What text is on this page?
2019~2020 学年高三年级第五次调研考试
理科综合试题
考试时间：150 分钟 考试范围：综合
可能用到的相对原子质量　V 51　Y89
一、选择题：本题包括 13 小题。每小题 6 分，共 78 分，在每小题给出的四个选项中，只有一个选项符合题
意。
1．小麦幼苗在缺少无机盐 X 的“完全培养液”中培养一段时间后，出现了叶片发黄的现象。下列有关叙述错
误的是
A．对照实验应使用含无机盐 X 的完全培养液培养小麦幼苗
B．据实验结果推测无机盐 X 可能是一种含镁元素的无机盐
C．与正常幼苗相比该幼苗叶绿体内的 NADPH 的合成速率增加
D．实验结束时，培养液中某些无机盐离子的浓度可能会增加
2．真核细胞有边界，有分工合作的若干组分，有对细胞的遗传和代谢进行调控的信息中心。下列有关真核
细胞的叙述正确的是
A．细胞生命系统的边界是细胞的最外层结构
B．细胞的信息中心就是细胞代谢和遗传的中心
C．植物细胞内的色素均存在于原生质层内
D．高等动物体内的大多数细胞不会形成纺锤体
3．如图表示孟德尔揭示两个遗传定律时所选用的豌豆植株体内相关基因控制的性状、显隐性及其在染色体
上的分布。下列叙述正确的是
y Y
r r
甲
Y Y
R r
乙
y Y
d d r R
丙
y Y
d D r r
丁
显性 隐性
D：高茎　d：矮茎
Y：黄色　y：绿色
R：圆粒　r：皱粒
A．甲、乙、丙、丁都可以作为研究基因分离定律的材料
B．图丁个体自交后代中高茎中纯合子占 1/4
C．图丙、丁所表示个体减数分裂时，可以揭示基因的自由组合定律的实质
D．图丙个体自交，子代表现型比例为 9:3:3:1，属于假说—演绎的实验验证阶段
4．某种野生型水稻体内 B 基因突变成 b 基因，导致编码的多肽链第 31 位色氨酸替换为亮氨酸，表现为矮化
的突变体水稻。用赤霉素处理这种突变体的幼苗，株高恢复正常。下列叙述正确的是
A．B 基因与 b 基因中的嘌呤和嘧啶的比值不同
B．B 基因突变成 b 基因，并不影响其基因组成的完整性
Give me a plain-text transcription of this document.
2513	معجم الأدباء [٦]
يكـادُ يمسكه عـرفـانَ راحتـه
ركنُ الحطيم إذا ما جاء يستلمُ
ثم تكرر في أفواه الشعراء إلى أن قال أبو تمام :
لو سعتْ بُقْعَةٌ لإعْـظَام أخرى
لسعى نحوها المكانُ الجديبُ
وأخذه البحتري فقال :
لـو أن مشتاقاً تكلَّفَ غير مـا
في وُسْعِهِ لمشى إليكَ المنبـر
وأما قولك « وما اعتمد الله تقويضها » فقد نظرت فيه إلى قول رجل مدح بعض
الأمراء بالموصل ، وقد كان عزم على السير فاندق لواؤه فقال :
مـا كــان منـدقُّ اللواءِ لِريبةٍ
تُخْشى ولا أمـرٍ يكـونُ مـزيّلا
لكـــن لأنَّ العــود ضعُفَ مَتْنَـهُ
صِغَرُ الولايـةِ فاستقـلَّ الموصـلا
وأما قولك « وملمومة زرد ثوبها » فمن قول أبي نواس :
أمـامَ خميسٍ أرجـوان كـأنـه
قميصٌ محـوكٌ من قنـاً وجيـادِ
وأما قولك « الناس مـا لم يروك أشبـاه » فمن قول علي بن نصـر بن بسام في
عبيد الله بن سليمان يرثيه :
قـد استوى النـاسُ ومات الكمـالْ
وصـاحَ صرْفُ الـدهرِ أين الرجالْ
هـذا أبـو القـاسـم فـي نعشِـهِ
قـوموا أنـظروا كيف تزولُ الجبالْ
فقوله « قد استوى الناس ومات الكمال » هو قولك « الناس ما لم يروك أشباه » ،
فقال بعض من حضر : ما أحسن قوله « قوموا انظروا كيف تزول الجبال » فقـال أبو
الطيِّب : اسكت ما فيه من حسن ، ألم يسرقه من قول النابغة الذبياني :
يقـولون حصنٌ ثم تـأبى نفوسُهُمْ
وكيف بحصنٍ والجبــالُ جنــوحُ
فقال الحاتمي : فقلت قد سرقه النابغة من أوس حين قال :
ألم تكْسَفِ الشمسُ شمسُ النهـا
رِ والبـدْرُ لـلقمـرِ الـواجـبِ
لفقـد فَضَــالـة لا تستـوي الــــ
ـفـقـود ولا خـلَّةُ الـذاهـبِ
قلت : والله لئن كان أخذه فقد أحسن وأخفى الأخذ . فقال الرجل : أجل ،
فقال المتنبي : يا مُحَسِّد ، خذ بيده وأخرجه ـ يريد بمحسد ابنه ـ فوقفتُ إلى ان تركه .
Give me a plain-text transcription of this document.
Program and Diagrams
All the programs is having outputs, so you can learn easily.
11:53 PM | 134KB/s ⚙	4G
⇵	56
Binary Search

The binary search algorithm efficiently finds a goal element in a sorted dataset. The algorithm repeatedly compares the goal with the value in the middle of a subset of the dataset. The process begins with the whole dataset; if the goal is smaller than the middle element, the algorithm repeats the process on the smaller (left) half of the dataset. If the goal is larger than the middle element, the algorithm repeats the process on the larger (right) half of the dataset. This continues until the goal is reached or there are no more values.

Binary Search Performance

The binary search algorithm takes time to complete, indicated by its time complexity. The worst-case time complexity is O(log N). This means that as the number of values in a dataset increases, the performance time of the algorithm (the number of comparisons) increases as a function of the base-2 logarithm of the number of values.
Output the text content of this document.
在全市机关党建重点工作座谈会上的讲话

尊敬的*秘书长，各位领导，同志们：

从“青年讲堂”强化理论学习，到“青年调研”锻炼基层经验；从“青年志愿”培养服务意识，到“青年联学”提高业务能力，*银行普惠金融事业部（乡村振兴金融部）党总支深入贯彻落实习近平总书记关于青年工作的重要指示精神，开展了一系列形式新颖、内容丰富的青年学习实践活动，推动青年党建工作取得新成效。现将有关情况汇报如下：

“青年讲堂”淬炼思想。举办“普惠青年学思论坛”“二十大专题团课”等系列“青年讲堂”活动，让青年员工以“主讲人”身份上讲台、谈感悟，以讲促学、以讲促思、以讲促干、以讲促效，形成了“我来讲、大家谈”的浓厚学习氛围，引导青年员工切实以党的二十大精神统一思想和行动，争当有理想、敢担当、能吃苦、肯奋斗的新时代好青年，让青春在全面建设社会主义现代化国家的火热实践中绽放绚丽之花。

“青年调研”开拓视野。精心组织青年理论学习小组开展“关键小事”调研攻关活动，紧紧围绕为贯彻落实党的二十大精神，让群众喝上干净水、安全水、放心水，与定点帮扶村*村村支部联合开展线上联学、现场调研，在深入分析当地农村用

[Task to carry out] Exactly reproduce every line of the records.

[The solution]
What text is on this page?
2019~2020 学年高三年级第五次调研考试
理科综合试题
考试时间：150 分钟 考试范围：综合
可能用到的相对原子质量　V 51　Y89
一、选择题：本题包括 13 小题。每小题 6 分，共 78 分，在每小题给出的四个选项中，只有一个选项符合题
意。
1．小麦幼苗在缺少无机盐 X 的“完全培养液”中培养一段时间后，出现了叶片发黄的现象。下列有关叙述错
误的是
A．对照实验应使用含无机盐 X 的完全培养液培养小麦幼苗
B．据实验结果推测无机盐 X 可能是一种含镁元素的无机盐
C．与正常幼苗相比该幼苗叶绿体内的 NADPH 的合成速率增加
D．实验结束时，培养液中某些无机盐离子的浓度可能会增加
2．真核细胞有边界，有分工合作的若干组分，有对细胞的遗传和代谢进行调控的信息中心。下列有关真核
细胞的叙述正确的是
A．细胞生命系统的边界是细胞的最外层结构
B．细胞的信息中心就是细胞代谢和遗传的中心
C．植物细胞内的色素均存在于原生质层内
D．高等动物体内的大多数细胞不会形成纺锤体
3．如图表示孟德尔揭示两个遗传定律时所选用的豌豆植株体内相关基因控制的性状、显隐性及其在染色体
上的分布。下列叙述正确的是
y Y
r r
甲
Y Y
R r
乙
y Y
d d r R
丙
y Y
d D r r
丁
显性 隐性
D：高茎　d：矮茎
Y：黄色　y：绿色
R：圆粒　r：皱粒
A．甲、乙、丙、丁都可以作为研究基因分离定律的材料
B．图丁个体自交后代中高茎中纯合子占 1/4
C．图丙、丁所表示个体减数分裂时，可以揭示基因的自由组合定律的实质
D．图丙个体自交，子代表现型比例为 9:3:3:1，属于假说—演绎的实验验证阶段
4．某种野生型水稻体内 B 基因突变成 b 基因，导致编码的多肽链第 31 位色氨酸替换为亮氨酸，表现为矮化
的突变体水稻。用赤霉素处理这种突变体的幼苗，株高恢复正常。下列叙述正确的是
A．B 基因与 b 基因中的嘌呤和嘧啶的比值不同
B．B 基因突变成 b 基因，并不影响其基因组成的完整性
Give me a plain-text transcription of this document.
2513	معجم الأدباء [٦]
يكـادُ يمسكه عـرفـانَ راحتـه
ركنُ الحطيم إذا ما جاء يستلمُ
ثم تكرر في أفواه الشعراء إلى أن قال أبو تمام :
لو سعتْ بُقْعَةٌ لإعْـظَام أخرى
لسعى نحوها المكانُ الجديبُ
وأخذه البحتري فقال :
لـو أن مشتاقاً تكلَّفَ غير مـا
في وُسْعِهِ لمشى إليكَ المنبـر
وأما قولك « وما اعتمد الله تقويضها » فقد نظرت فيه إلى قول رجل مدح بعض
الأمراء بالموصل ، وقد كان عزم على السير فاندق لواؤه فقال :
مـا كــان منـدقُّ اللواءِ لِريبةٍ
تُخْشى ولا أمـرٍ يكـونُ مـزيّلا
لكـــن لأنَّ العــود ضعُفَ مَتْنَـهُ
صِغَرُ الولايـةِ فاستقـلَّ الموصـلا
وأما قولك « وملمومة زرد ثوبها » فمن قول أبي نواس :
أمـامَ خميسٍ أرجـوان كـأنـه
قميصٌ محـوكٌ من قنـاً وجيـادِ
وأما قولك « الناس مـا لم يروك أشبـاه » فمن قول علي بن نصـر بن بسام في
عبيد الله بن سليمان يرثيه :
قـد استوى النـاسُ ومات الكمـالْ
وصـاحَ صرْفُ الـدهرِ أين الرجالْ
هـذا أبـو القـاسـم فـي نعشِـهِ
قـوموا أنـظروا كيف تزولُ الجبالْ
فقوله « قد استوى الناس ومات الكمال » هو قولك « الناس ما لم يروك أشباه » ،
فقال بعض من حضر : ما أحسن قوله « قوموا انظروا كيف تزول الجبال » فقـال أبو
الطيِّب : اسكت ما فيه من حسن ، ألم يسرقه من قول النابغة الذبياني :
يقـولون حصنٌ ثم تـأبى نفوسُهُمْ
وكيف بحصنٍ والجبــالُ جنــوحُ
فقال الحاتمي : فقلت قد سرقه النابغة من أوس حين قال :
ألم تكْسَفِ الشمسُ شمسُ النهـا
رِ والبـدْرُ لـلقمـرِ الـواجـبِ
لفقـد فَضَــالـة لا تستـوي الــــ
ـفـقـود ولا خـلَّةُ الـذاهـبِ
قلت : والله لئن كان أخذه فقد أحسن وأخفى الأخذ . فقال الرجل : أجل ،
فقال المتنبي : يا مُحَسِّد ، خذ بيده وأخرجه ـ يريد بمحسد ابنه ـ فوقفتُ إلى ان تركه .
Give me a plain-text transcription of this document.
Program and Diagrams
All the programs is having outputs, so you can learn easily.
11:53 PM | 134KB/s ⚙	4G
⇵	56
Binary Search

The binary search algorithm efficiently finds a goal element in a sorted dataset. The algorithm repeatedly compares the goal with the value in the middle of a subset of the dataset. The process begins with the whole dataset; if the goal is smaller than the middle element, the algorithm repeats the process on the smaller (left) half of the dataset. If the goal is larger than the middle element, the algorithm repeats the process on the larger (right) half of the dataset. This continues until the goal is reached or there are no more values.

Binary Search Performance

The binary search algorithm takes time to complete, indicated by its time complexity. The worst-case time complexity is O(log N). This means that as the number of values in a dataset increases, the performance time of the algorithm (the number of comparisons) increases as a function of the base-2 logarithm of the number of values.
Output the text content of this document.
在全市机关党建重点工作座谈会上的讲话

尊敬的*秘书长，各位领导，同志们：

从“青年讲堂”强化理论学习，到“青年调研”锻炼基层经验；从“青年志愿”培养服务意识，到“青年联学”提高业务能力，*银行普惠金融事业部（乡村振兴金融部）党总支深入贯彻落实习近平总书记关于青年工作的重要指示精神，开展了一系列形式新颖、内容丰富的青年学习实践活动，推动青年党建工作取得新成效。现将有关情况汇报如下：

“青年讲堂”淬炼思想。举办“普惠青年学思论坛”“二十大专题团课”等系列“青年讲堂”活动，让青年员工以“主讲人”身份上讲台、谈感悟，以讲促学、以讲促思、以讲促干、以讲促效，形成了“我来讲、大家谈”的浓厚学习氛围，引导青年员工切实以党的二十大精神统一思想和行动，争当有理想、敢担当、能吃苦、肯奋斗的新时代好青年，让青春在全面建设社会主义现代化国家的火热实践中绽放绚丽之花。

“青年调研”开拓视野。精心组织青年理论学习小组开展“关键小事”调研攻关活动，紧紧围绕为贯彻落实党的二十大精神，让群众喝上干净水、安全水、放心水，与定点帮扶村*村村支部联合开展线上联学、现场调研，在深入分析当地农村用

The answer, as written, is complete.